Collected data
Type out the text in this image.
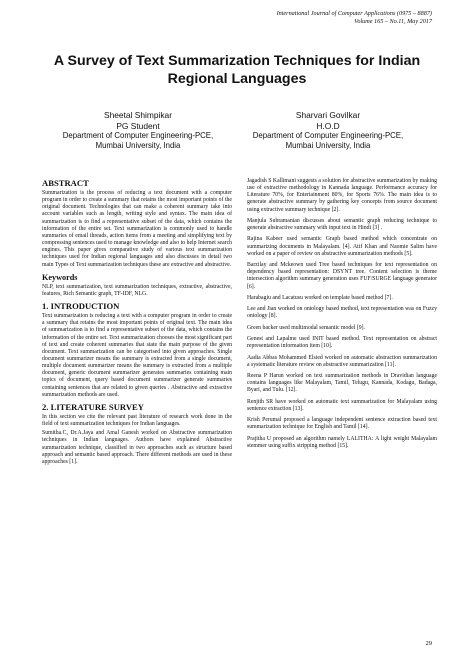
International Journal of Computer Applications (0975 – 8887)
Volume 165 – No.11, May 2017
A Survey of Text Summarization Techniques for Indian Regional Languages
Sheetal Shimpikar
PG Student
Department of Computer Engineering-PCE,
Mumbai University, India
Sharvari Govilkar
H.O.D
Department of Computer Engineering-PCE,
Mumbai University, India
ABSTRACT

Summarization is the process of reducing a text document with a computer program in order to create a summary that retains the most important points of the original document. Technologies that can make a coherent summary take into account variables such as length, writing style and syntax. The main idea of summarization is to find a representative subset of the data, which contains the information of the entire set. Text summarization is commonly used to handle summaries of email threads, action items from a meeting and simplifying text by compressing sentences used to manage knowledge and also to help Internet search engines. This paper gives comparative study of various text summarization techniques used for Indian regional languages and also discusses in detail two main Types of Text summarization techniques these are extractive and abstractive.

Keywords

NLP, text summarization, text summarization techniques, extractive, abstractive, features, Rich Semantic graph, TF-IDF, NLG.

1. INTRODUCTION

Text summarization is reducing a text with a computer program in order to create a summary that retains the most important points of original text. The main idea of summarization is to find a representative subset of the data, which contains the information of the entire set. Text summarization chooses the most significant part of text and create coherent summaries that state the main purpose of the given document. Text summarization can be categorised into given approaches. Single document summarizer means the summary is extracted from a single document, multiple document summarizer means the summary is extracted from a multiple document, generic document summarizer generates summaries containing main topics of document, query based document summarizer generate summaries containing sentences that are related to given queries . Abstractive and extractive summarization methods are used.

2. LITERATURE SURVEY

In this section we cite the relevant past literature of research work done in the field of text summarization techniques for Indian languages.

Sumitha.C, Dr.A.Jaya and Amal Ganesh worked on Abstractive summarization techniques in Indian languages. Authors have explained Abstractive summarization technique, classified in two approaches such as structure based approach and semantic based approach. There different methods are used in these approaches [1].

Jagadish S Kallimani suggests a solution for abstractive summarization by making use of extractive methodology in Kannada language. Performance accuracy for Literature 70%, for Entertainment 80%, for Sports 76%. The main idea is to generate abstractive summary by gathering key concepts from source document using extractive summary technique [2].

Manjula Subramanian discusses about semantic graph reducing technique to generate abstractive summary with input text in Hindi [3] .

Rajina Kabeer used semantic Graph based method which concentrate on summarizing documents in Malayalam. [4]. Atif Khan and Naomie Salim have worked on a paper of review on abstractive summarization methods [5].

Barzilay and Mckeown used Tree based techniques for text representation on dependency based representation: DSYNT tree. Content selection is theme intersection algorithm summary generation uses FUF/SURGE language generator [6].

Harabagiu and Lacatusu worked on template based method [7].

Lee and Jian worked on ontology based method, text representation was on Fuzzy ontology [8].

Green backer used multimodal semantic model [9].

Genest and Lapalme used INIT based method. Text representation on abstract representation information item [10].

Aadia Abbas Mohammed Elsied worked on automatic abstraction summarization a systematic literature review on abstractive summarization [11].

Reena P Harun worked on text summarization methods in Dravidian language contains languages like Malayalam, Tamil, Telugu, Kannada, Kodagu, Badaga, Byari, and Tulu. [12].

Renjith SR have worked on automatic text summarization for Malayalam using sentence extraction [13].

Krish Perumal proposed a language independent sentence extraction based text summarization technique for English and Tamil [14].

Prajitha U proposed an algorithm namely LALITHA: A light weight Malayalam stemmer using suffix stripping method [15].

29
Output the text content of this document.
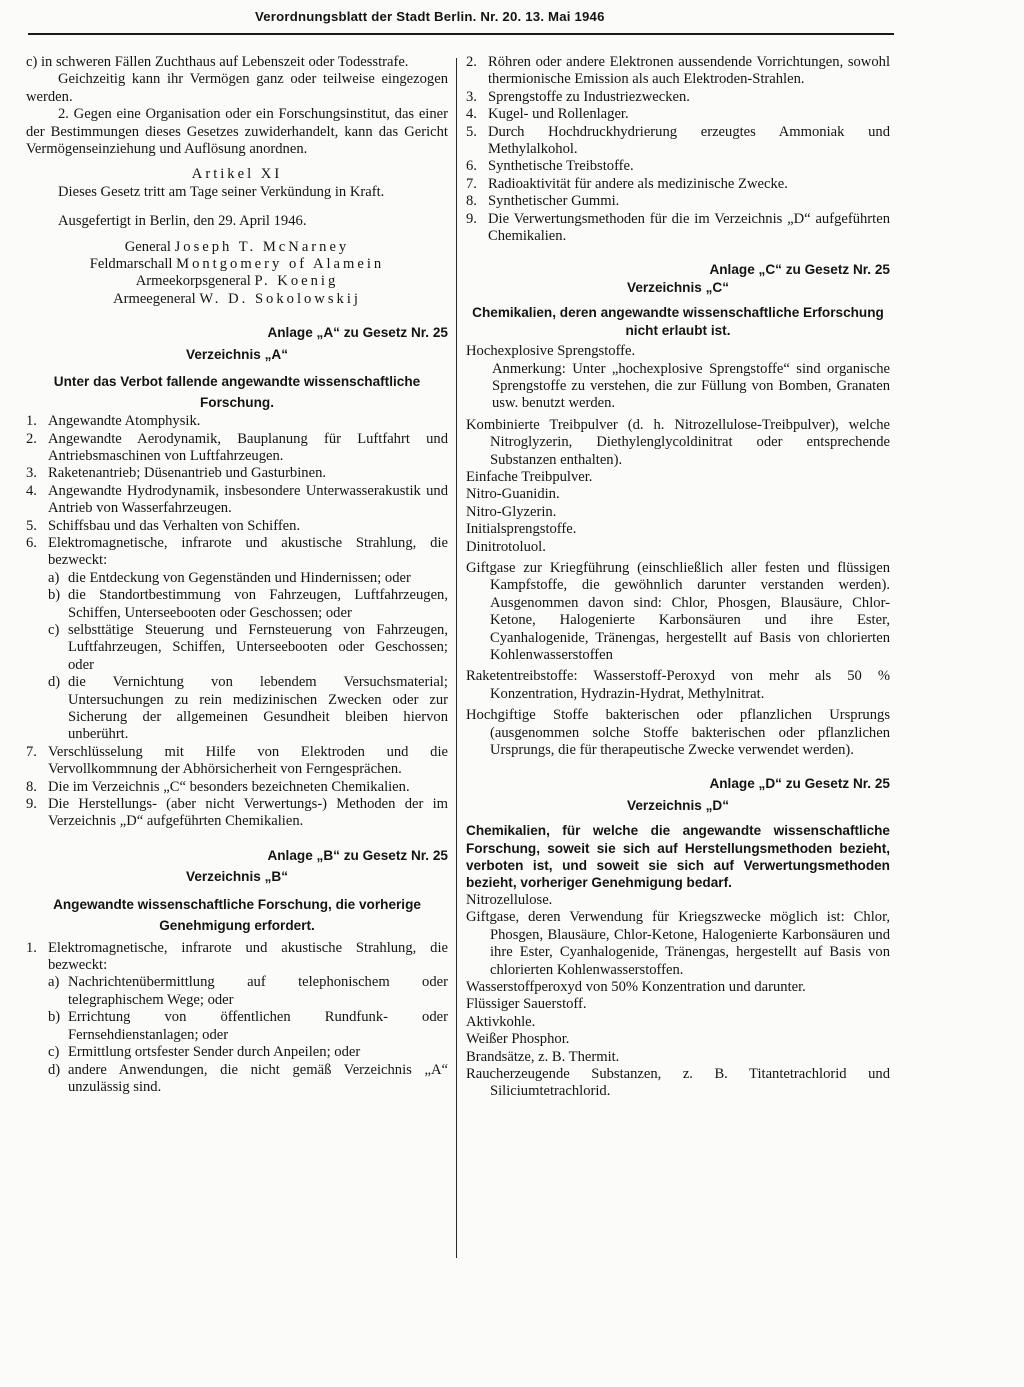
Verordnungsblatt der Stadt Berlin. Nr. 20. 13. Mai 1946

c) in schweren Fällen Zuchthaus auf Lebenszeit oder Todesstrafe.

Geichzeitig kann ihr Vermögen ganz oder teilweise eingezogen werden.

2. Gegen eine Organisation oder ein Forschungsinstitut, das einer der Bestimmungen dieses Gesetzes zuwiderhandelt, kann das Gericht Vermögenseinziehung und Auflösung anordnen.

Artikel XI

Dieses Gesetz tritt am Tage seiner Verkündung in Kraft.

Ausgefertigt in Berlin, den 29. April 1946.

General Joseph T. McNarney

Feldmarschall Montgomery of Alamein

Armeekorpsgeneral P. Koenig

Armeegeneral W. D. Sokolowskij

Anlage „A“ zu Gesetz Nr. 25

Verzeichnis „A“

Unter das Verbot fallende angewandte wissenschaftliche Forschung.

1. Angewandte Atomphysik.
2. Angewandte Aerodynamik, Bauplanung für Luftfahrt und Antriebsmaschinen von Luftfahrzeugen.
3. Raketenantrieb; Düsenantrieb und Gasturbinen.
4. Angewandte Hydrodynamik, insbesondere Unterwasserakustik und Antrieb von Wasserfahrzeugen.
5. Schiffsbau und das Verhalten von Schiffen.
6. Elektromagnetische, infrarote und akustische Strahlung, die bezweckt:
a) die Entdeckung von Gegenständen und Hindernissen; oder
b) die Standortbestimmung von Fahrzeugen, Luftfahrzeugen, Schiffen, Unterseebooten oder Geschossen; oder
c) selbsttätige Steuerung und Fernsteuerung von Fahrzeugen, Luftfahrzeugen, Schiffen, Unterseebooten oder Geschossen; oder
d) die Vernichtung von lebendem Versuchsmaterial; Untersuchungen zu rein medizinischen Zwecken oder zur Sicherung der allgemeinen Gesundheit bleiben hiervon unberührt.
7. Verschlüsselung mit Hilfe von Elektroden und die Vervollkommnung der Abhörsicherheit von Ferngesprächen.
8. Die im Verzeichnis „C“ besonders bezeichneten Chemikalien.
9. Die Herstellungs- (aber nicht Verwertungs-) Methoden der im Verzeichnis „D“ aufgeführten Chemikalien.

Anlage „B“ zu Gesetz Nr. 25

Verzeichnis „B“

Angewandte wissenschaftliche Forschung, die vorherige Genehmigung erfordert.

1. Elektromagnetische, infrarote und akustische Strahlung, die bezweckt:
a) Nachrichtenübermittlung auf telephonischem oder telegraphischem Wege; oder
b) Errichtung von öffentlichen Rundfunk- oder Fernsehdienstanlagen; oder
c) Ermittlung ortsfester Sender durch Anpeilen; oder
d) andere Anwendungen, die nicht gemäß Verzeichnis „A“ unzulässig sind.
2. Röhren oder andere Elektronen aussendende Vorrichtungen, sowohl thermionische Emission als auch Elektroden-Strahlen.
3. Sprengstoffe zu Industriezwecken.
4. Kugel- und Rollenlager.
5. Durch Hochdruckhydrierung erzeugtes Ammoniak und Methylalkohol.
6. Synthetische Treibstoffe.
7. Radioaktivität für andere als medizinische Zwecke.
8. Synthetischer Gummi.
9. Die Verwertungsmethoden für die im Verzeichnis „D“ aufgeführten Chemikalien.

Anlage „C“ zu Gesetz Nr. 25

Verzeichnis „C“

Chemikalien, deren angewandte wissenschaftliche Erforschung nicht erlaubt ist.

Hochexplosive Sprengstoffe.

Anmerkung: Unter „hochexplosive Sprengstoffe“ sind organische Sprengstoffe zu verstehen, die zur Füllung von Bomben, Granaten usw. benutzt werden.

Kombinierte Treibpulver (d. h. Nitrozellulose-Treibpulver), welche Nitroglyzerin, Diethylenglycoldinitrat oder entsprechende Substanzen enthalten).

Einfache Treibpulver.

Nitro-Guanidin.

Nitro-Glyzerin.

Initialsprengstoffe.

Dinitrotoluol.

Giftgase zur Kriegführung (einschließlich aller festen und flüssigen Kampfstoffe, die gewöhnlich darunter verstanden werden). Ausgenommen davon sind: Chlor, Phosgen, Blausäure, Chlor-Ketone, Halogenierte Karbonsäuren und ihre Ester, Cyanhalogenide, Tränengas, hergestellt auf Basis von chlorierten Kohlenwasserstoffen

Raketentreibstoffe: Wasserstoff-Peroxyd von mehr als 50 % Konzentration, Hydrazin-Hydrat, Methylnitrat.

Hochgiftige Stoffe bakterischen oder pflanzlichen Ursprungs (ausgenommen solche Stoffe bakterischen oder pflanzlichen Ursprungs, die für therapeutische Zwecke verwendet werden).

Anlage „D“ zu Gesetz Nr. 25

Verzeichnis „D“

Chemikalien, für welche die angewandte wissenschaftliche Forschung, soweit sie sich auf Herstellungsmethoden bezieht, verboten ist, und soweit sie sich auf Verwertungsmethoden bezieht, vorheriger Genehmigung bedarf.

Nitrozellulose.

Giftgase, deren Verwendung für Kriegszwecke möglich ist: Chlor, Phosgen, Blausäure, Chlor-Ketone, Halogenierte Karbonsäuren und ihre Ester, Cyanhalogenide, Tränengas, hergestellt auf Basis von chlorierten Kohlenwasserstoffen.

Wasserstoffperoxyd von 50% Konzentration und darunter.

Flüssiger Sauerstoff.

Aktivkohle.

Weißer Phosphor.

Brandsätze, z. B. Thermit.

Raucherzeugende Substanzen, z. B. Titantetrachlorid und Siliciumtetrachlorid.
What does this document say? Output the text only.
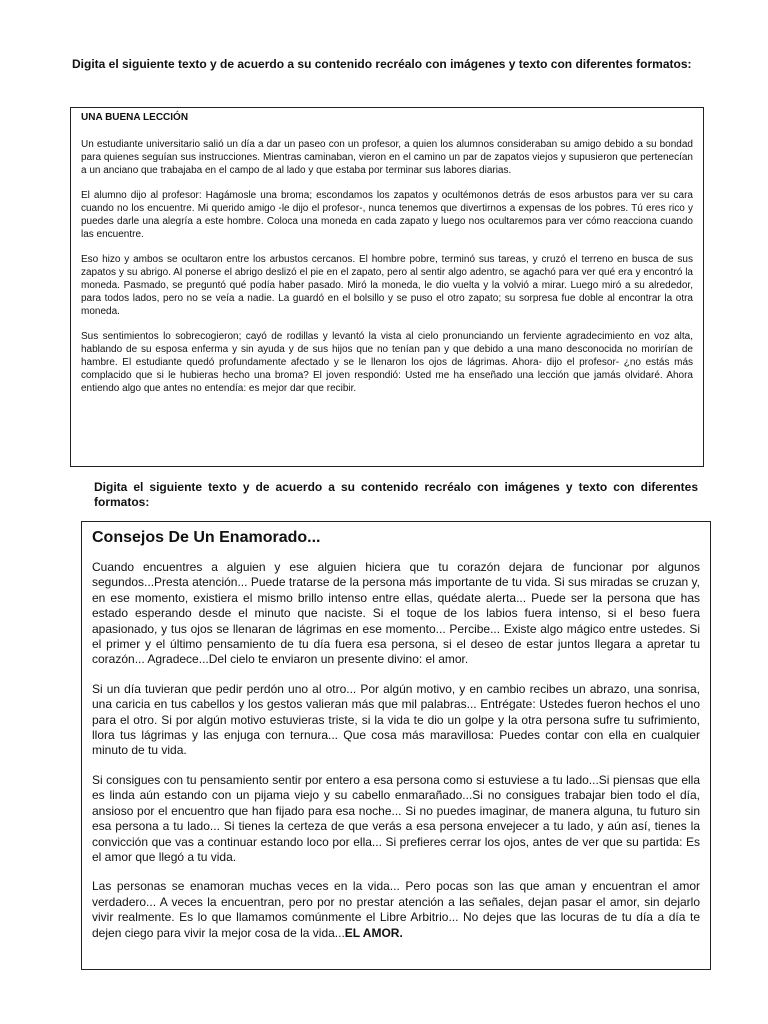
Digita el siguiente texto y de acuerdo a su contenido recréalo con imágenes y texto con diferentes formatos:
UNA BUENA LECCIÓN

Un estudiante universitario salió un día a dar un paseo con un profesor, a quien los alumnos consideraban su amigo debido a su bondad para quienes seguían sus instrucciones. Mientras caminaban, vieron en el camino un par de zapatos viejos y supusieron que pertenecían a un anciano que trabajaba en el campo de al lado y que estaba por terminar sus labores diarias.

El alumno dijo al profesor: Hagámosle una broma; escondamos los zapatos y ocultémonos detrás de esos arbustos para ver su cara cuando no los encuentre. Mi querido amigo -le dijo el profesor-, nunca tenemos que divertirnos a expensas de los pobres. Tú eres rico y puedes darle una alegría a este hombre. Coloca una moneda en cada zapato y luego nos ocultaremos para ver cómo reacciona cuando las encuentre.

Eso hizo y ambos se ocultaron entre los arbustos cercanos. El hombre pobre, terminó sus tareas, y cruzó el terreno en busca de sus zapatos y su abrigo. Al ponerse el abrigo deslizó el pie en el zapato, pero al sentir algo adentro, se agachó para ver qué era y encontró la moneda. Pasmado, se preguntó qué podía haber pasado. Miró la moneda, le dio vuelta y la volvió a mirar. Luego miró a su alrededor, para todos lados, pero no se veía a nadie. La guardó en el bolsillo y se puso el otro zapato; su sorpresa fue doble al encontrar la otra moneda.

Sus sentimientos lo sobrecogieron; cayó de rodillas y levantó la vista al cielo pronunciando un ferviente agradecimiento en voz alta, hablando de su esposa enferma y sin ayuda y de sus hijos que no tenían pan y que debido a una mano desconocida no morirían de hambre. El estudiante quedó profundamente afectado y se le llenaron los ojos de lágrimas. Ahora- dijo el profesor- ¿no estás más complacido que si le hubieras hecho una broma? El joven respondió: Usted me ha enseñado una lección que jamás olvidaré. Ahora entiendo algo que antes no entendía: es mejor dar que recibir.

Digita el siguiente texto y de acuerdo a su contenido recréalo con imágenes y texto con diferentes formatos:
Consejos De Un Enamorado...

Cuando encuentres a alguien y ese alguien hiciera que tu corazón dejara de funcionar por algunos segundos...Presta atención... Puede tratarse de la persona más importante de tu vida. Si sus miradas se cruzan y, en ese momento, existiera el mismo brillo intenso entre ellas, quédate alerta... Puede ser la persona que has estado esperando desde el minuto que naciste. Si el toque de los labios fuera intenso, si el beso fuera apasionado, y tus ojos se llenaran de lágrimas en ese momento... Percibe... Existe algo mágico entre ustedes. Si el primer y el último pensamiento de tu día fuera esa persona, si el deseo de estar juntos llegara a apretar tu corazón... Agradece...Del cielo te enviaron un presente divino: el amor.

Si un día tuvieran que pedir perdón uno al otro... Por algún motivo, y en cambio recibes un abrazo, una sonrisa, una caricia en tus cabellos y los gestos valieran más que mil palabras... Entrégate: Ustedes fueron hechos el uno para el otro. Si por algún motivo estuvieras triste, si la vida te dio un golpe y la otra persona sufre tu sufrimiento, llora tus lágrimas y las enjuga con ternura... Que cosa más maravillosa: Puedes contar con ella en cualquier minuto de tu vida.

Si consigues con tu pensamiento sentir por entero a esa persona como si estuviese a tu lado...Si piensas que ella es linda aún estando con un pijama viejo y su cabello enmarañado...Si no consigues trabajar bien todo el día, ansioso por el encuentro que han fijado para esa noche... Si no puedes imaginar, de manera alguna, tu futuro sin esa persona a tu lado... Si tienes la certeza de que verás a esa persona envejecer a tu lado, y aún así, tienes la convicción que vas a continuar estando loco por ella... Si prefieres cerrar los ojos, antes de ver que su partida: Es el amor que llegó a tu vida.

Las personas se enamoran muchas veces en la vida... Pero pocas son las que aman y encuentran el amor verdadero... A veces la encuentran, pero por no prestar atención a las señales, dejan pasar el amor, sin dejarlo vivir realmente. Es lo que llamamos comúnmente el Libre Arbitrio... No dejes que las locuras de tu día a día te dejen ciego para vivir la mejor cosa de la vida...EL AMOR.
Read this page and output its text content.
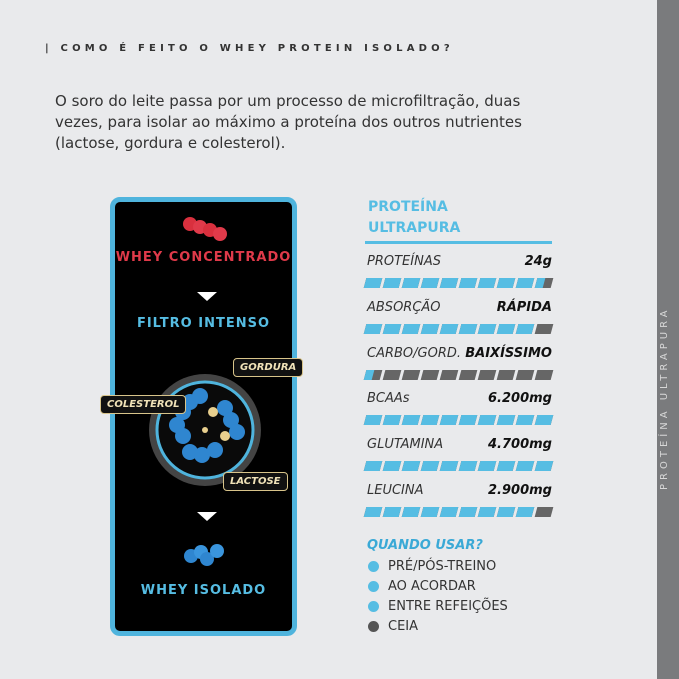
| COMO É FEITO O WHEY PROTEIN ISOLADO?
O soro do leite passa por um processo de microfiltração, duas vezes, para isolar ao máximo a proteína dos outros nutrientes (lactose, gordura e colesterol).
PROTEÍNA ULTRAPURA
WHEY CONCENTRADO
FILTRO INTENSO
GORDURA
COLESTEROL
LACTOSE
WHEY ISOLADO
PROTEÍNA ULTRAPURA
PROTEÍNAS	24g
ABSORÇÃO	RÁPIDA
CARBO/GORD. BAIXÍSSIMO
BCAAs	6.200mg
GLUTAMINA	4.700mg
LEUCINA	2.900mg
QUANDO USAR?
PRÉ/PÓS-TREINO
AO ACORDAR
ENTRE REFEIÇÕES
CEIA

= Your instructions =
For the records above, count the lines holding the word "Unterseebooten" and give only that number.

= Result =
2